Excerpt from a dataset
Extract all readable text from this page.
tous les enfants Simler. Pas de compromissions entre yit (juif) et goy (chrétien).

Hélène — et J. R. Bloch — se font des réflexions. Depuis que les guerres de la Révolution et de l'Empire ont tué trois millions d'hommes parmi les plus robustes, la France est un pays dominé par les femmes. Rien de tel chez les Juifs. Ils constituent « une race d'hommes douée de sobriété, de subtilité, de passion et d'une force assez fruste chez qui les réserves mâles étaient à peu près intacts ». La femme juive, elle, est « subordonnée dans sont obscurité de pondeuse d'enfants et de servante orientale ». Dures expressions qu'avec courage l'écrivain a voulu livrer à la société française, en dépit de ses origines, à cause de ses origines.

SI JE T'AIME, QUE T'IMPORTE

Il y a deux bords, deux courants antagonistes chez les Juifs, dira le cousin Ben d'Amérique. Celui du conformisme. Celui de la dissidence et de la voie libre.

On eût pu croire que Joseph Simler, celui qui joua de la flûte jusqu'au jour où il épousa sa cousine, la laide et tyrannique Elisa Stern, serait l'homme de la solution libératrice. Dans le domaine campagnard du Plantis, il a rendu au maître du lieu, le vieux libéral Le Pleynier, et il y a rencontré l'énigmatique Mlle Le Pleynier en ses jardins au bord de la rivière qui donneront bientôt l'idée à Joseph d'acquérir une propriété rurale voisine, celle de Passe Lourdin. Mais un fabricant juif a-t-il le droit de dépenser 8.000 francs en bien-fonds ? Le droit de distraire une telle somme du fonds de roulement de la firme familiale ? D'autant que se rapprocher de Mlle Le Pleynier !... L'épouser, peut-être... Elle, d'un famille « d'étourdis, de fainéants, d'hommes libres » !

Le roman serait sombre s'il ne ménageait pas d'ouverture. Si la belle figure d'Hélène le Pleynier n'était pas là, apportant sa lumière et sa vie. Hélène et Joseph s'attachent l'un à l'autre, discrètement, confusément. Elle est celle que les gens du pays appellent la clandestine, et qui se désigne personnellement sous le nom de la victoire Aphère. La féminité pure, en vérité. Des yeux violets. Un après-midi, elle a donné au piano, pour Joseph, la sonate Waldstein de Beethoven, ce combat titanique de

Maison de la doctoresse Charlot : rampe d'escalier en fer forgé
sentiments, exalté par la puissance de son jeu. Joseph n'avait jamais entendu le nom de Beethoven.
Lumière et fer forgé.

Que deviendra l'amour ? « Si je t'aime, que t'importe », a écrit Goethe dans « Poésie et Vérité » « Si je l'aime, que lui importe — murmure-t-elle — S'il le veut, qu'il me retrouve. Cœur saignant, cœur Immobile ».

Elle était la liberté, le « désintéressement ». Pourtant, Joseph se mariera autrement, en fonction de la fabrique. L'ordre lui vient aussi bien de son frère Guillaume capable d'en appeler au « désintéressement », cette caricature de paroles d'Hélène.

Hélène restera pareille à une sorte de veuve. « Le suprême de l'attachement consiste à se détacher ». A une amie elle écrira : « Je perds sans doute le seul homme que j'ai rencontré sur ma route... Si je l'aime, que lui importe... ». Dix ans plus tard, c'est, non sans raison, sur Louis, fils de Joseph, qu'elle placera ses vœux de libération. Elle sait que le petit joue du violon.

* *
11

Exercise prompt: Extract the complete set of records unchanged.

In response:
Extract all readable text from this page.
tous les enfants Simler. Pas de compromissions entre yit (juif) et goy (chrétien).

Hélène — et J. R. Bloch — se font des réflexions. Depuis que les guerres de la Révolution et de l'Empire ont tué trois millions d'hommes parmi les plus robustes, la France est un pays dominé par les femmes. Rien de tel chez les Juifs. Ils constituent « une race d'hommes douée de sobriété, de subtilité, de passion et d'une force assez fruste chez qui les réserves mâles étaient à peu près intacts ». La femme juive, elle, est « subordonnée dans sont obscurité de pondeuse d'enfants et de servante orientale ». Dures expressions qu'avec courage l'écrivain a voulu livrer à la société française, en dépit de ses origines, à cause de ses origines.

SI JE T'AIME, QUE T'IMPORTE

Il y a deux bords, deux courants antagonistes chez les Juifs, dira le cousin Ben d'Amérique. Celui du conformisme. Celui de la dissidence et de la voie libre.

On eût pu croire que Joseph Simler, celui qui joua de la flûte jusqu'au jour où il épousa sa cousine, la laide et tyrannique Elisa Stern, serait l'homme de la solution libératrice. Dans le domaine campagnard du Plantis, il a rendu au maître du lieu, le vieux libéral Le Pleynier, et il y a rencontré l'énigmatique Mlle Le Pleynier en ses jardins au bord de la rivière qui donneront bientôt l'idée à Joseph d'acquérir une propriété rurale voisine, celle de Passe Lourdin. Mais un fabricant juif a-t-il le droit de dépenser 8.000 francs en bien-fonds ? Le droit de distraire une telle somme du fonds de roulement de la firme familiale ? D'autant que se rapprocher de Mlle Le Pleynier !... L'épouser, peut-être... Elle, d'un famille « d'étourdis, de fainéants, d'hommes libres » !

Le roman serait sombre s'il ne ménageait pas d'ouverture. Si la belle figure d'Hélène le Pleynier n'était pas là, apportant sa lumière et sa vie. Hélène et Joseph s'attachent l'un à l'autre, discrètement, confusément. Elle est celle que les gens du pays appellent la clandestine, et qui se désigne personnellement sous le nom de la victoire Aphère. La féminité pure, en vérité. Des yeux violets. Un après-midi, elle a donné au piano, pour Joseph, la sonate Waldstein de Beethoven, ce combat titanique de

Maison de la doctoresse Charlot : rampe d'escalier en fer forgé
sentiments, exalté par la puissance de son jeu. Joseph n'avait jamais entendu le nom de Beethoven.
Lumière et fer forgé.

Que deviendra l'amour ? « Si je t'aime, que t'importe », a écrit Goethe dans « Poésie et Vérité » « Si je l'aime, que lui importe — murmure-t-elle — S'il le veut, qu'il me retrouve. Cœur saignant, cœur Immobile ».

Elle était la liberté, le « désintéressement ». Pourtant, Joseph se mariera autrement, en fonction de la fabrique. L'ordre lui vient aussi bien de son frère Guillaume capable d'en appeler au « désintéressement », cette caricature de paroles d'Hélène.

Hélène restera pareille à une sorte de veuve. « Le suprême de l'attachement consiste à se détacher ». A une amie elle écrira : « Je perds sans doute le seul homme que j'ai rencontré sur ma route... Si je l'aime, que lui importe... ». Dix ans plus tard, c'est, non sans raison, sur Louis, fils de Joseph, qu'elle placera ses vœux de libération. Elle sait que le petit joue du violon.

* *
11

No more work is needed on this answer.